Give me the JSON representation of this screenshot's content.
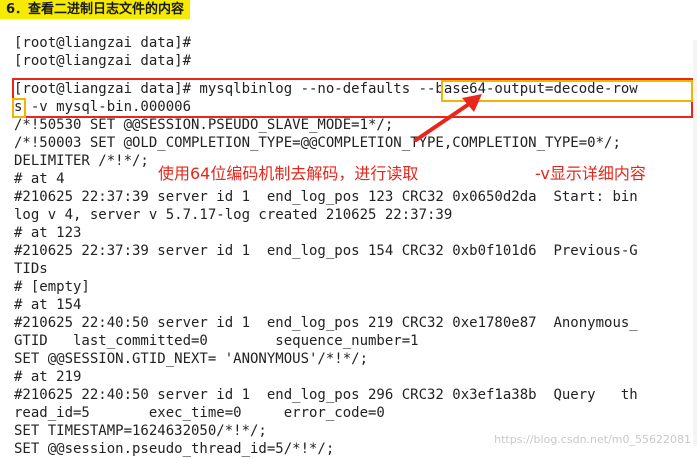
{
  "heading": "6．查看二进制日志文件的内容",
  "terminal": {
    "lines": [
      "[root@liangzai data]#",
      "[root@liangzai data]#",
      "[root@liangzai data]# mysqlbinlog --no-defaults --base64-output=decode-row",
      "s -v mysql-bin.000006",
      "/*!50530 SET @@SESSION.PSEUDO_SLAVE_MODE=1*/;",
      "/*!50003 SET @OLD_COMPLETION_TYPE=@@COMPLETION_TYPE,COMPLETION_TYPE=0*/;",
      "DELIMITER /*!*/;",
      "# at 4",
      "#210625 22:37:39 server id 1  end_log_pos 123 CRC32 0x0650d2da  Start: bin",
      "log v 4, server v 5.7.17-log created 210625 22:37:39",
      "# at 123",
      "#210625 22:37:39 server id 1  end_log_pos 154 CRC32 0xb0f101d6  Previous-G",
      "TIDs",
      "# [empty]",
      "# at 154",
      "#210625 22:40:50 server id 1  end_log_pos 219 CRC32 0xe1780e87  Anonymous_",
      "GTID   last_committed=0        sequence_number=1",
      "SET @@SESSION.GTID_NEXT= 'ANONYMOUS'/*!*/;",
      "# at 219",
      "#210625 22:40:50 server id 1  end_log_pos 296 CRC32 0x3ef1a38b  Query   th",
      "read_id=5       exec_time=0     error_code=0",
      "SET TIMESTAMP=1624632050/*!*/;",
      "SET @@session.pseudo_thread_id=5/*!*/;"
    ]
  },
  "annotations": {
    "base64": "使用64位编码机制去解码，进行读取",
    "verbose": "-v显示详细内容"
  },
  "watermark": "https://blog.csdn.net/m0_55622081",
  "colors": {
    "highlight": "#f5ea00",
    "red_box": "#e8261a",
    "yellow_box": "#f2b400"
  }
}
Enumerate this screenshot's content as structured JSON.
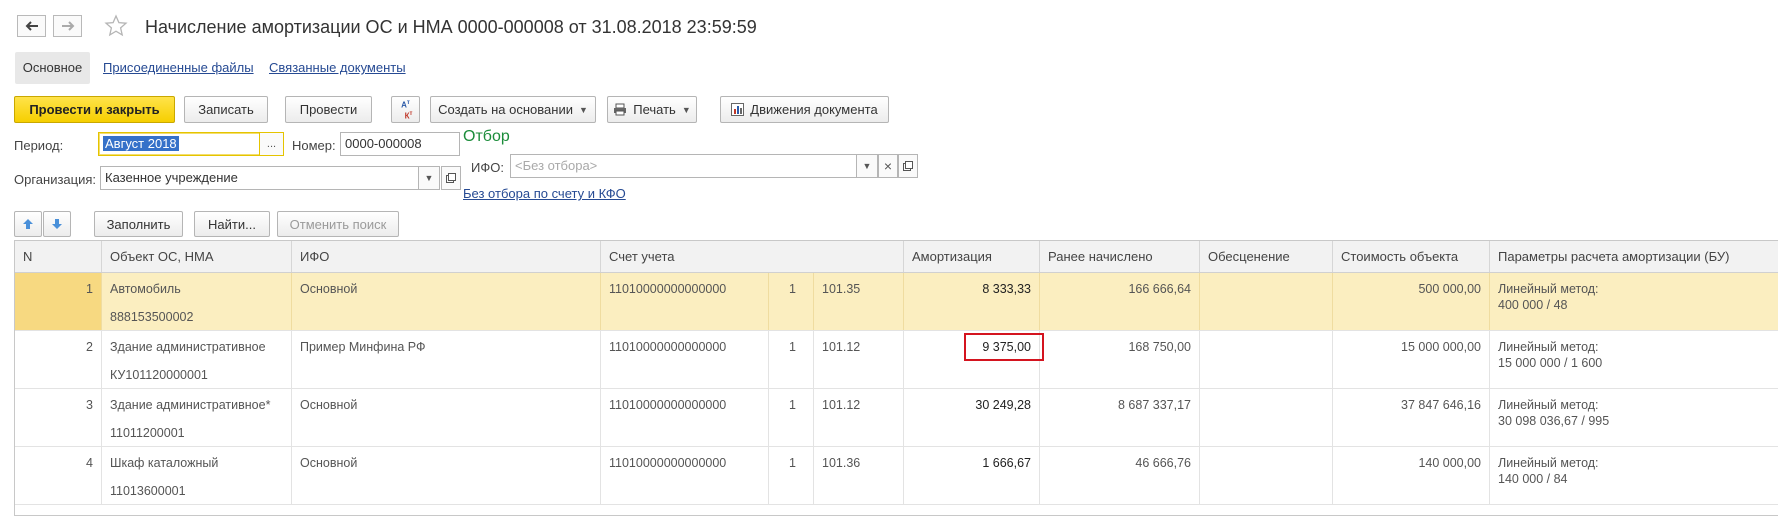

→ **INSTRUCTIONS TO FOLLOW**
Copy the listing over exactly, skipping the pictures it holds.

→ **OUTPUT OF THE EXERCISE**
Give me the JSON representation of this screenshot's content.
{
  "heading": "6．查看二进制日志文件的内容",
  "terminal": {
    "lines": [
      "[root@liangzai data]#",
      "[root@liangzai data]#",
      "[root@liangzai data]# mysqlbinlog --no-defaults --base64-output=decode-row",
      "s -v mysql-bin.000006",
      "/*!50530 SET @@SESSION.PSEUDO_SLAVE_MODE=1*/;",
      "/*!50003 SET @OLD_COMPLETION_TYPE=@@COMPLETION_TYPE,COMPLETION_TYPE=0*/;",
      "DELIMITER /*!*/;",
      "# at 4",
      "#210625 22:37:39 server id 1  end_log_pos 123 CRC32 0x0650d2da  Start: bin",
      "log v 4, server v 5.7.17-log created 210625 22:37:39",
      "# at 123",
      "#210625 22:37:39 server id 1  end_log_pos 154 CRC32 0xb0f101d6  Previous-G",
      "TIDs",
      "# [empty]",
      "# at 154",
      "#210625 22:40:50 server id 1  end_log_pos 219 CRC32 0xe1780e87  Anonymous_",
      "GTID   last_committed=0        sequence_number=1",
      "SET @@SESSION.GTID_NEXT= 'ANONYMOUS'/*!*/;",
      "# at 219",
      "#210625 22:40:50 server id 1  end_log_pos 296 CRC32 0x3ef1a38b  Query   th",
      "read_id=5       exec_time=0     error_code=0",
      "SET TIMESTAMP=1624632050/*!*/;",
      "SET @@session.pseudo_thread_id=5/*!*/;"
    ]
  },
  "annotations": {
    "base64": "使用64位编码机制去解码，进行读取",
    "verbose": "-v显示详细内容"
  },
  "watermark": "https://blog.csdn.net/m0_55622081",
  "colors": {
    "highlight": "#f5ea00",
    "red_box": "#e8261a",
    "yellow_box": "#f2b400"
  }
}
Enumerate this screenshot's content as structured JSON.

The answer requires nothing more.